:: DO THIS ::
Reproduce all the lines exactly as they stand, apart from the pictures.

:: STORED RECORDS ::
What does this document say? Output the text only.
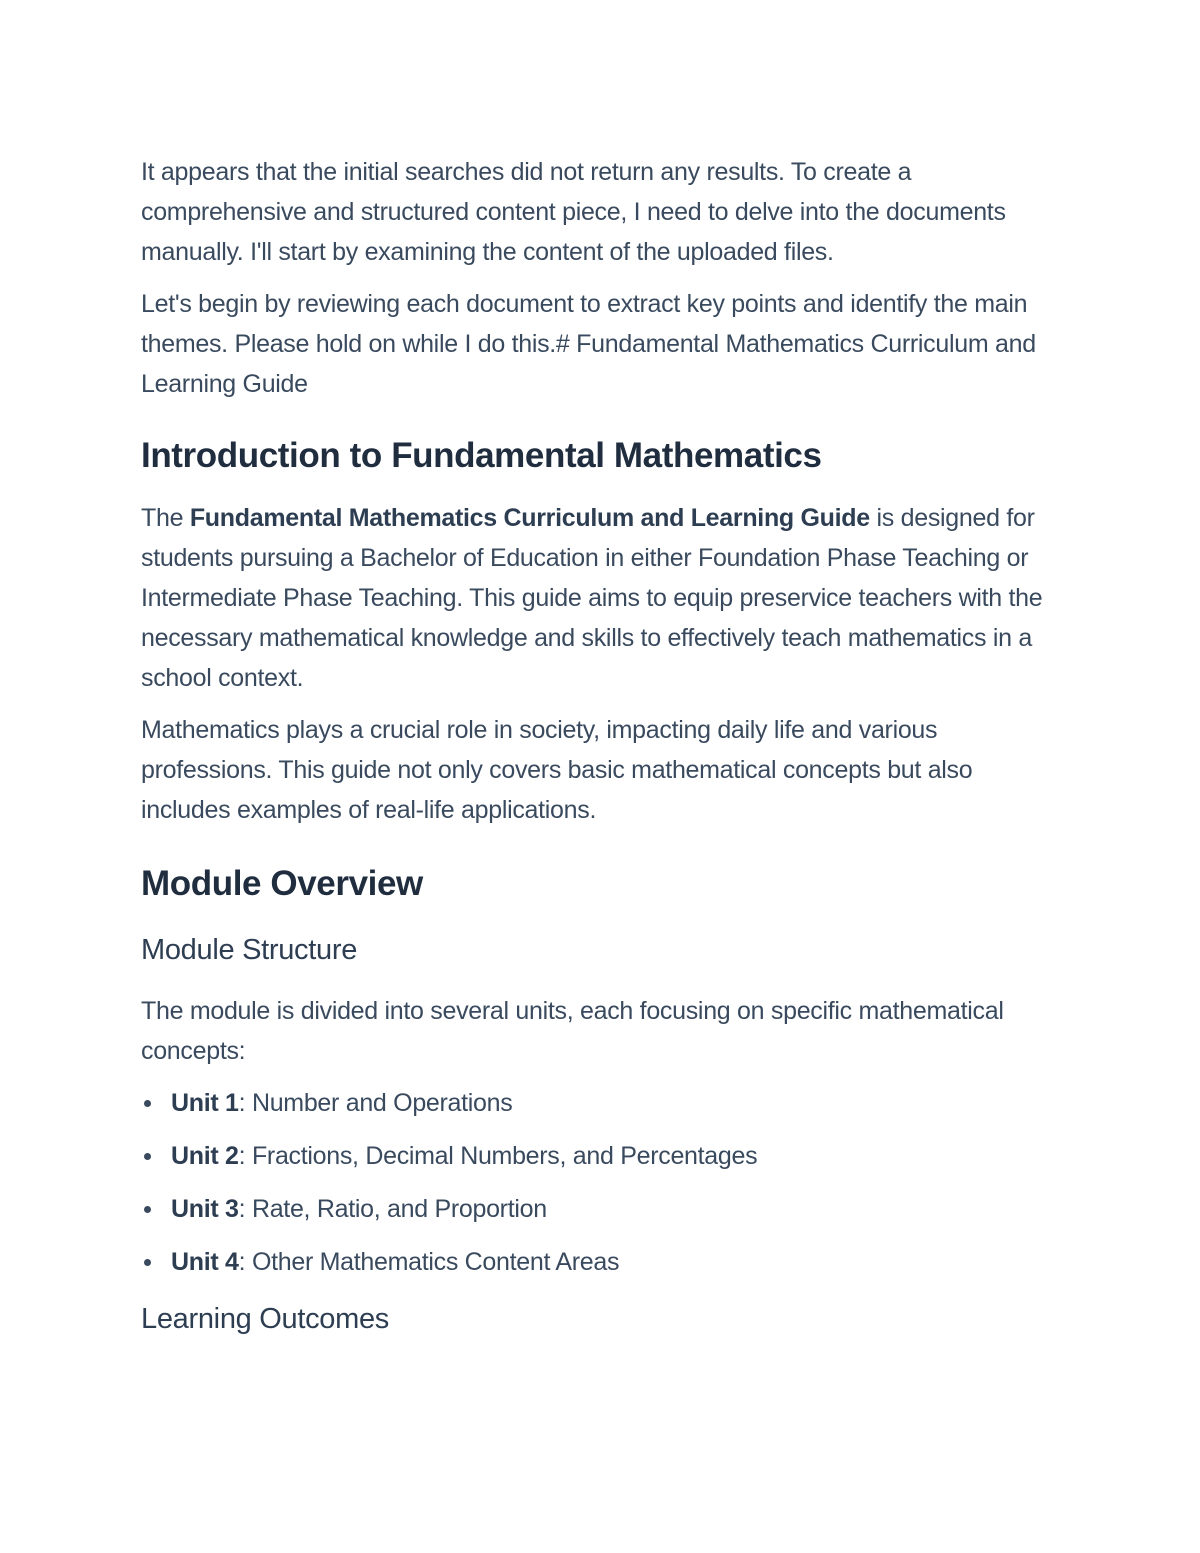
It appears that the initial searches did not return any results. To create a comprehensive and structured content piece, I need to delve into the documents manually. I'll start by examining the content of the uploaded files.

Let's begin by reviewing each document to extract key points and identify the main themes. Please hold on while I do this.# Fundamental Mathematics Curriculum and Learning Guide

Introduction to Fundamental Mathematics

The Fundamental Mathematics Curriculum and Learning Guide is designed for students pursuing a Bachelor of Education in either Foundation Phase Teaching or Intermediate Phase Teaching. This guide aims to equip preservice teachers with the necessary mathematical knowledge and skills to effectively teach mathematics in a school context.

Mathematics plays a crucial role in society, impacting daily life and various professions. This guide not only covers basic mathematical concepts but also includes examples of real-life applications.

Module Overview
Module Structure

The module is divided into several units, each focusing on specific mathematical concepts:

Unit 1: Number and Operations
Unit 2: Fractions, Decimal Numbers, and Percentages
Unit 3: Rate, Ratio, and Proportion
Unit 4: Other Mathematics Content Areas
Learning Outcomes
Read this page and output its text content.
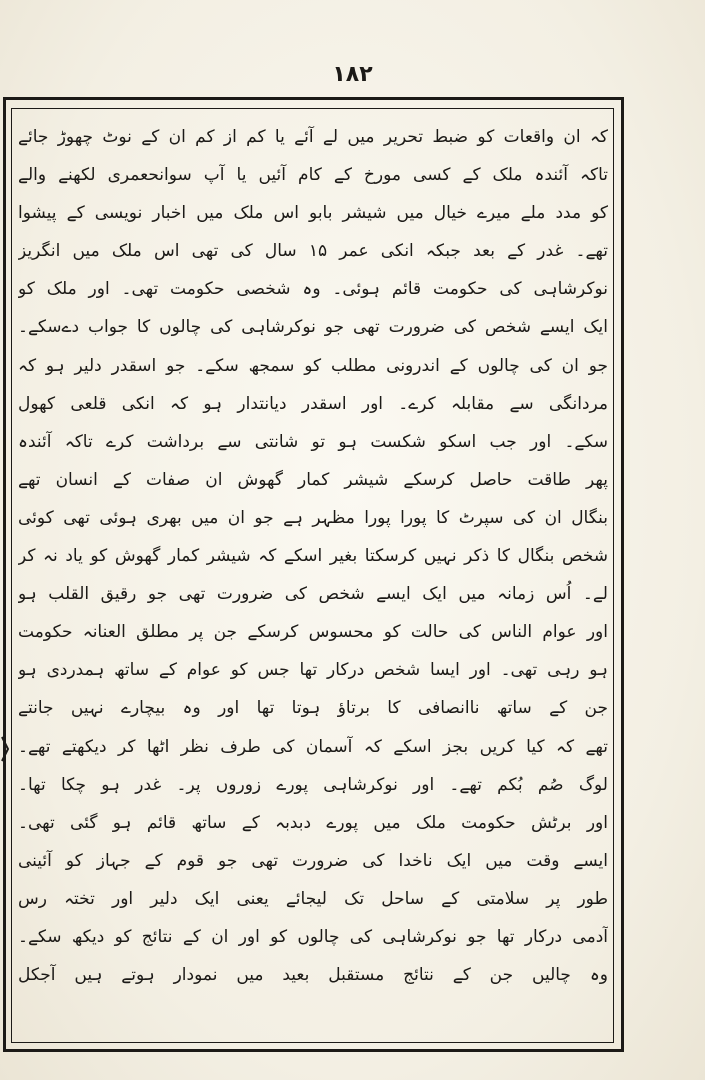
۱۸۲
کہ ان واقعات کو ضبط تحریر میں لے آئے یا کم از کم ان کے نوٹ چھوڑ جائے
تاکہ آئندہ ملک کے کسی مورخ کے کام آئیں یا آپ سوانحعمری لکھنے والے
کو مدد ملے میرے خیال میں شیشر بابو اس ملک میں اخبار نویسی کے پیشوا
تھے۔ غدر کے بعد جبکہ انکی عمر ۱۵ سال کی تھی اس ملک میں انگریز
نوکرشاہی کی حکومت قائم ہوئی۔ وہ شخصی حکومت تھی۔ اور ملک کو
ایک ایسے شخص کی ضرورت تھی جو نوکرشاہی کی چالوں کا جواب دےسکے۔
جو ان کی چالوں کے اندرونی مطلب کو سمجھ سکے۔ جو اسقدر دلیر ہو کہ
مردانگی سے مقابلہ کرے۔ اور اسقدر دیانتدار ہو کہ انکی قلعی کھول
سکے۔ اور جب اسکو شکست ہو تو شانتی سے برداشت کرے تاکہ آئندہ
پھر طاقت حاصل کرسکے شیشر کمار گھوش ان صفات کے انسان تھے
بنگال ان کی سپرٹ کا پورا پورا مظہر ہے جو ان میں بھری ہوئی تھی کوئی
شخص بنگال کا ذکر نہیں کرسکتا بغیر اسکے کہ شیشر کمار گھوش کو یاد نہ کر
لے۔ اُس زمانہ میں ایک ایسے شخص کی ضرورت تھی جو رقیق القلب ہو
اور عوام الناس کی حالت کو محسوس کرسکے جن پر مطلق العنانہ حکومت
ہو رہی تھی۔ اور ایسا شخص درکار تھا جس کو عوام کے ساتھ ہمدردی ہو
جن کے ساتھ ناانصافی کا برتاؤ ہوتا تھا اور وہ بیچارے نہیں جانتے
تھے کہ کیا کریں بجز اسکے کہ آسمان کی طرف نظر اٹھا کر دیکھتے تھے۔
لوگ صُم بُکم تھے۔ اور نوکرشاہی پورے زوروں پر۔ غدر ہو چکا تھا۔
اور برٹش حکومت ملک میں پورے دبدبہ کے ساتھ قائم ہو گئی تھی۔
ایسے وقت میں ایک ناخدا کی ضرورت تھی جو قوم کے جہاز کو آئینی
طور پر سلامتی کے ساحل تک لیجائے یعنی ایک دلیر اور تختہ رس
آدمی درکار تھا جو نوکرشاہی کی چالوں کو اور ان کے نتائج کو دیکھ سکے۔
وہ چالیں جن کے نتائج مستقبل بعید میں نمودار ہوتے ہیں آجکل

:: CORRECT ANSWER ::
What does this document say? Output the text only.
It appears that the initial searches did not return any results. To create a comprehensive and structured content piece, I need to delve into the documents manually. I'll start by examining the content of the uploaded files.

Let's begin by reviewing each document to extract key points and identify the main themes. Please hold on while I do this.# Fundamental Mathematics Curriculum and Learning Guide

Introduction to Fundamental Mathematics

The Fundamental Mathematics Curriculum and Learning Guide is designed for students pursuing a Bachelor of Education in either Foundation Phase Teaching or Intermediate Phase Teaching. This guide aims to equip preservice teachers with the necessary mathematical knowledge and skills to effectively teach mathematics in a school context.

Mathematics plays a crucial role in society, impacting daily life and various professions. This guide not only covers basic mathematical concepts but also includes examples of real-life applications.

Module Overview
Module Structure

The module is divided into several units, each focusing on specific mathematical concepts:

Unit 1: Number and Operations
Unit 2: Fractions, Decimal Numbers, and Percentages
Unit 3: Rate, Ratio, and Proportion
Unit 4: Other Mathematics Content Areas
Learning Outcomes
Read this page and output its text content.
۱۸۲
کہ ان واقعات کو ضبط تحریر میں لے آئے یا کم از کم ان کے نوٹ چھوڑ جائے
تاکہ آئندہ ملک کے کسی مورخ کے کام آئیں یا آپ سوانحعمری لکھنے والے
کو مدد ملے میرے خیال میں شیشر بابو اس ملک میں اخبار نویسی کے پیشوا
تھے۔ غدر کے بعد جبکہ انکی عمر ۱۵ سال کی تھی اس ملک میں انگریز
نوکرشاہی کی حکومت قائم ہوئی۔ وہ شخصی حکومت تھی۔ اور ملک کو
ایک ایسے شخص کی ضرورت تھی جو نوکرشاہی کی چالوں کا جواب دےسکے۔
جو ان کی چالوں کے اندرونی مطلب کو سمجھ سکے۔ جو اسقدر دلیر ہو کہ
مردانگی سے مقابلہ کرے۔ اور اسقدر دیانتدار ہو کہ انکی قلعی کھول
سکے۔ اور جب اسکو شکست ہو تو شانتی سے برداشت کرے تاکہ آئندہ
پھر طاقت حاصل کرسکے شیشر کمار گھوش ان صفات کے انسان تھے
بنگال ان کی سپرٹ کا پورا پورا مظہر ہے جو ان میں بھری ہوئی تھی کوئی
شخص بنگال کا ذکر نہیں کرسکتا بغیر اسکے کہ شیشر کمار گھوش کو یاد نہ کر
لے۔ اُس زمانہ میں ایک ایسے شخص کی ضرورت تھی جو رقیق القلب ہو
اور عوام الناس کی حالت کو محسوس کرسکے جن پر مطلق العنانہ حکومت
ہو رہی تھی۔ اور ایسا شخص درکار تھا جس کو عوام کے ساتھ ہمدردی ہو
جن کے ساتھ ناانصافی کا برتاؤ ہوتا تھا اور وہ بیچارے نہیں جانتے
تھے کہ کیا کریں بجز اسکے کہ آسمان کی طرف نظر اٹھا کر دیکھتے تھے۔
لوگ صُم بُکم تھے۔ اور نوکرشاہی پورے زوروں پر۔ غدر ہو چکا تھا۔
اور برٹش حکومت ملک میں پورے دبدبہ کے ساتھ قائم ہو گئی تھی۔
ایسے وقت میں ایک ناخدا کی ضرورت تھی جو قوم کے جہاز کو آئینی
طور پر سلامتی کے ساحل تک لیجائے یعنی ایک دلیر اور تختہ رس
آدمی درکار تھا جو نوکرشاہی کی چالوں کو اور ان کے نتائج کو دیکھ سکے۔
وہ چالیں جن کے نتائج مستقبل بعید میں نمودار ہوتے ہیں آجکل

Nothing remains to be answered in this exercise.